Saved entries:
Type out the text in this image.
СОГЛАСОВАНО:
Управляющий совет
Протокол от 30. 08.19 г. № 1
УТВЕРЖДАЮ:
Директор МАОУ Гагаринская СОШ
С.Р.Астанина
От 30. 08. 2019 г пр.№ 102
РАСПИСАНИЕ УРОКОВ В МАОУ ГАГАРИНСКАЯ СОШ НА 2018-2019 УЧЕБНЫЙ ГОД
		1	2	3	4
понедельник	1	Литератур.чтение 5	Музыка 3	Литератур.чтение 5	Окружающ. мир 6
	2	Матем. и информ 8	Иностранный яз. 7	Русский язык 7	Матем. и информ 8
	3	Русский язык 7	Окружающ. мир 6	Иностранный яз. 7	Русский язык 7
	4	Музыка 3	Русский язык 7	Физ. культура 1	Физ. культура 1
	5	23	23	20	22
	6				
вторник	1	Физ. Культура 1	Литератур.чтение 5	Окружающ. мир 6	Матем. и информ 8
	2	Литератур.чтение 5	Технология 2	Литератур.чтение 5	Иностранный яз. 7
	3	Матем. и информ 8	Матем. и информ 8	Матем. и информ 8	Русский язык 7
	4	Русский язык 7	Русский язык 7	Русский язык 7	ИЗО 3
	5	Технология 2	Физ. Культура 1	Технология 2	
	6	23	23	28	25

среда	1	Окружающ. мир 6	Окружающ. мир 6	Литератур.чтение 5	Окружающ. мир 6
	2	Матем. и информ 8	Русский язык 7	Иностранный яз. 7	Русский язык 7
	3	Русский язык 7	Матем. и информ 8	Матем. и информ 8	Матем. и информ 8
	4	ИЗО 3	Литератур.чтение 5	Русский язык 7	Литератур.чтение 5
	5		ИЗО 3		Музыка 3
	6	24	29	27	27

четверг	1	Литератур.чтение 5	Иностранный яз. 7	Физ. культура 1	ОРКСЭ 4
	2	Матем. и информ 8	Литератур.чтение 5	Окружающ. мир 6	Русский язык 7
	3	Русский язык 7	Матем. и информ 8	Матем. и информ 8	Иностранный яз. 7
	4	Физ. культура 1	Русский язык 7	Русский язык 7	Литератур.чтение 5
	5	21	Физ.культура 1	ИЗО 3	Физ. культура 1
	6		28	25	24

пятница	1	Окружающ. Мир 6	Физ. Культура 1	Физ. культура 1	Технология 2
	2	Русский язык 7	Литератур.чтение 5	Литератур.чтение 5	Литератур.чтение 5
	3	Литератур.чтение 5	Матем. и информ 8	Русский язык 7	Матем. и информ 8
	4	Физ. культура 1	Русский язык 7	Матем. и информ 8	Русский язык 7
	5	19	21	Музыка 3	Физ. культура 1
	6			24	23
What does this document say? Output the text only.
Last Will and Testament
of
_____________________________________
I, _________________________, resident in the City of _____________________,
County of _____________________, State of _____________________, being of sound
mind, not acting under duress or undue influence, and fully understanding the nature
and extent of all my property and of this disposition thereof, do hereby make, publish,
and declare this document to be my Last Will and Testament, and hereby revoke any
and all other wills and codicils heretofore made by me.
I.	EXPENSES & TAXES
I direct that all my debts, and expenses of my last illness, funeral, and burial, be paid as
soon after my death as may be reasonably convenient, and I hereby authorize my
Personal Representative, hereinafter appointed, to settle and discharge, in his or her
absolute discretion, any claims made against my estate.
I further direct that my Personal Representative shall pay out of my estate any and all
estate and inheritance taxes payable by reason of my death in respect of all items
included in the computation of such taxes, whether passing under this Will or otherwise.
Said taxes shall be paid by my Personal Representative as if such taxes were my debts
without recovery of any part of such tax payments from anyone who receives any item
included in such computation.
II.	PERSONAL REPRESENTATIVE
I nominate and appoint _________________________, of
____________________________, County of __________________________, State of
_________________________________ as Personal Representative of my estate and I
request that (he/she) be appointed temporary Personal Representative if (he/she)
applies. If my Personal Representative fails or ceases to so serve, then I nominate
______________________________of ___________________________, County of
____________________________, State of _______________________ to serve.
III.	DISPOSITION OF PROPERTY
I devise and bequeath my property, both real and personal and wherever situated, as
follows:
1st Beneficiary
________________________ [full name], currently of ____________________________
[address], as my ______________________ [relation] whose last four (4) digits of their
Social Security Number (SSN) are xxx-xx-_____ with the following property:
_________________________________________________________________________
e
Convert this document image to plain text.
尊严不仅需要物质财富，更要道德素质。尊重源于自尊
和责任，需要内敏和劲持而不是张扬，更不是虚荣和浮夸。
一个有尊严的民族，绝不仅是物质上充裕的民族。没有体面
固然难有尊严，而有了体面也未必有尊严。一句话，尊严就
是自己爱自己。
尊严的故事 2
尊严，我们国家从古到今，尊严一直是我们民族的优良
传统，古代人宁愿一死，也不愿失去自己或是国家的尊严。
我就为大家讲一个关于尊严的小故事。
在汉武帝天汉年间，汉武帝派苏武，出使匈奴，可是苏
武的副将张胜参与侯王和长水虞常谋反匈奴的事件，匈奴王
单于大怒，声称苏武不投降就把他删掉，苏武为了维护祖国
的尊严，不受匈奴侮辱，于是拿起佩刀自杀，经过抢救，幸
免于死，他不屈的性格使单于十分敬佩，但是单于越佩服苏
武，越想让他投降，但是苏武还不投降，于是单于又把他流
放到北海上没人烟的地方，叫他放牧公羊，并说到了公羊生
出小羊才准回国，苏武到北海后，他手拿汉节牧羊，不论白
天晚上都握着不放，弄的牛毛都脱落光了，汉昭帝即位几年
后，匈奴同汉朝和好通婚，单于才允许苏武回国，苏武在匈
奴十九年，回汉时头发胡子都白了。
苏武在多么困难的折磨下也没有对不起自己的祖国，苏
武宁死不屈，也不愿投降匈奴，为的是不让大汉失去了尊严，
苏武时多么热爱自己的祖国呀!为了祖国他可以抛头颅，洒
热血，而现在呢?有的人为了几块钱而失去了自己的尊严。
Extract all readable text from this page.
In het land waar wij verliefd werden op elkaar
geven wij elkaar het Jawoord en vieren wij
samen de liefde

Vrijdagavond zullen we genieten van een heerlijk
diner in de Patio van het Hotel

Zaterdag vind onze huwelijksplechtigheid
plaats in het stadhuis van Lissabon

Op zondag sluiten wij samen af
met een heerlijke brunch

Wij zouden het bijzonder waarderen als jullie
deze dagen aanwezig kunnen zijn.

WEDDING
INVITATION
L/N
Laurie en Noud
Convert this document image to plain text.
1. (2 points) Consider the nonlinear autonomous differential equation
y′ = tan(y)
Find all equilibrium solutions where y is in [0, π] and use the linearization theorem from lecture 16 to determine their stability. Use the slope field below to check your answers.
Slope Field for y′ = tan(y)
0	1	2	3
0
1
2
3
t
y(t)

**EXERCISE DIRECTIONS:**
Copy out each line of the records where the string "Testament" appears.

**RIGHT ANSWER:**
Last Will and Testament
and declare this document to be my Last Will and Testament, and hereby revoke any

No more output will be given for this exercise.